What you have to do
Copy out every line of the records where the string "JSON" occurs.

— start Items —

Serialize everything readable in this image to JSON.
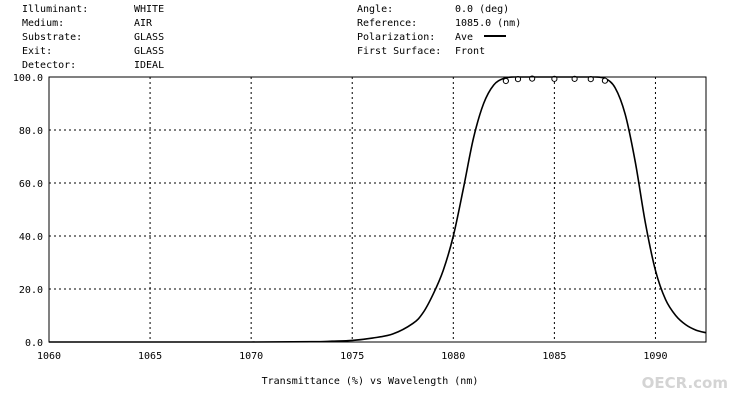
{
  "header": {
    "left": [
      {
        "label": "Illuminant:",
        "value": "WHITE"
      },
      {
        "label": "Medium:",
        "value": "AIR"
      },
      {
        "label": "Substrate:",
        "value": "GLASS"
      },
      {
        "label": "Exit:",
        "value": "GLASS"
      },
      {
        "label": "Detector:",
        "value": "IDEAL"
      }
    ],
    "right": [
      {
        "label": "Angle:",
        "value": "0.0 (deg)"
      },
      {
        "label": "Reference:",
        "value": "1085.0 (nm)"
      },
      {
        "label": "Polarization:",
        "value": "Ave"
      },
      {
        "label": "First Surface:",
        "value": "Front"
      }
    ]
  },
  "watermark": "OECR.com",
  "chart_data": {
    "type": "line",
    "title": "",
    "xlabel": "Transmittance (%)  vs  Wavelength (nm)",
    "ylabel": "",
    "xlim": [
      1060,
      1092.5
    ],
    "ylim": [
      0,
      100
    ],
    "x_ticks": [
      1060,
      1065,
      1070,
      1075,
      1080,
      1085,
      1090
    ],
    "x_tick_labels": [
      "1060",
      "1065",
      "1070",
      "1075",
      "1080",
      "1085",
      "1090"
    ],
    "y_ticks": [
      0,
      20,
      40,
      60,
      80,
      100
    ],
    "y_tick_labels": [
      "0.0",
      "20.0",
      "40.0",
      "60.0",
      "80.0",
      "100.0"
    ],
    "grid": true,
    "legend": "Polarization: Ave (solid line)",
    "series": [
      {
        "name": "Ave",
        "x": [
          1060,
          1065,
          1070,
          1073,
          1074,
          1075,
          1076,
          1077,
          1078,
          1078.5,
          1079,
          1079.5,
          1080,
          1080.5,
          1081,
          1081.5,
          1082,
          1082.5,
          1083,
          1083.5,
          1084,
          1085,
          1086,
          1087,
          1087.5,
          1088,
          1088.5,
          1089,
          1089.5,
          1090,
          1090.5,
          1091,
          1091.5,
          1092,
          1092.5
        ],
        "y": [
          0,
          0,
          0,
          0.1,
          0.3,
          0.6,
          1.5,
          3,
          7,
          11,
          18,
          27,
          40,
          58,
          77,
          90,
          97,
          99.5,
          100,
          100,
          100,
          100,
          100,
          100,
          99.5,
          96,
          86,
          68,
          45,
          27,
          16,
          10,
          6.5,
          4.5,
          3.5
        ]
      },
      {
        "name": "",
        "style": "open-circle markers",
        "x": [
          1082.6,
          1083.2,
          1083.9,
          1085.0,
          1086.0,
          1086.8,
          1087.5
        ],
        "y": [
          98.5,
          99.2,
          99.4,
          99.3,
          99.3,
          99.2,
          98.6
        ]
      }
    ],
    "colors": {
      "line": "#000000",
      "grid": "#000000",
      "background": "#ffffff"
    }
  }
}
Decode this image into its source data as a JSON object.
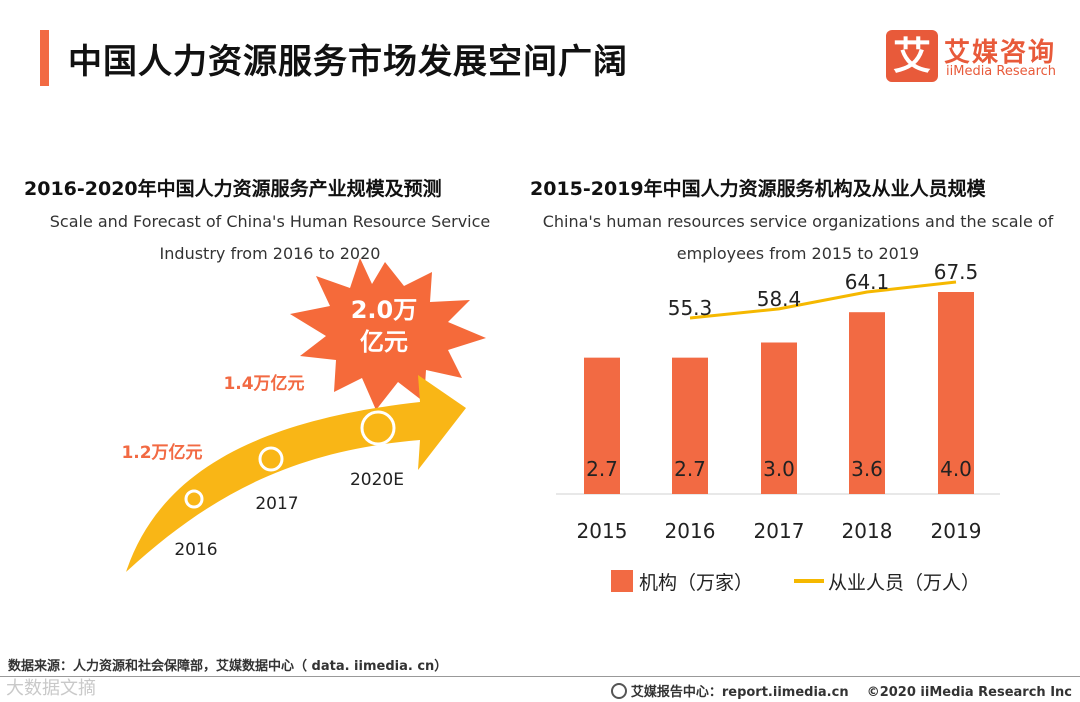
{
  "header": {
    "title": "中国人力资源服务市场发展空间广阔",
    "logo_cn": "艾媒咨询",
    "logo_en": "iiMedia Research",
    "logo_mark": "艾"
  },
  "colors": {
    "accent": "#f26a43",
    "bar": "#f26a43",
    "line": "#f5b800",
    "arrow": "#f9b616",
    "burst": "#f56a3a"
  },
  "chart_data": [
    {
      "type": "infographic-arrow",
      "title_cn": "2016-2020年中国人力资源服务产业规模及预测",
      "title_en": "Scale and Forecast of China's Human Resource Service Industry from 2016 to 2020",
      "categories": [
        "2016",
        "2017",
        "2020E"
      ],
      "values": [
        1.2,
        1.4,
        2.0
      ],
      "unit": "万亿元",
      "value_labels": [
        "1.2万亿元",
        "1.4万亿元",
        "2.0万亿元"
      ],
      "burst_label_line1": "2.0万",
      "burst_label_line2": "亿元"
    },
    {
      "type": "bar+line",
      "title_cn": "2015-2019年中国人力资源服务机构及从业人员规模",
      "title_en": "China's human resources service organizations and the scale of employees from 2015 to 2019",
      "categories": [
        "2015",
        "2016",
        "2017",
        "2018",
        "2019"
      ],
      "series": [
        {
          "name": "机构（万家）",
          "type": "bar",
          "values": [
            2.7,
            2.7,
            3.0,
            3.6,
            4.0
          ]
        },
        {
          "name": "从业人员（万人）",
          "type": "line",
          "values": [
            null,
            55.3,
            58.4,
            64.1,
            67.5
          ]
        }
      ],
      "bar_labels": [
        "2.7",
        "2.7",
        "3.0",
        "3.6",
        "4.0"
      ],
      "line_labels": [
        "",
        "55.3",
        "58.4",
        "64.1",
        "67.5"
      ]
    }
  ],
  "footer": {
    "source": "数据来源：人力资源和社会保障部，艾媒数据中心（ data. iimedia. cn）",
    "center": "艾媒报告中心：report.iimedia.cn",
    "copyright": "©2020  iiMedia Research  Inc",
    "watermark": "大数据文摘"
  }
}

— end Items —

Exercise response
Serialize everything readable in this image to JSON.
Decode this image into its source data as a JSON object.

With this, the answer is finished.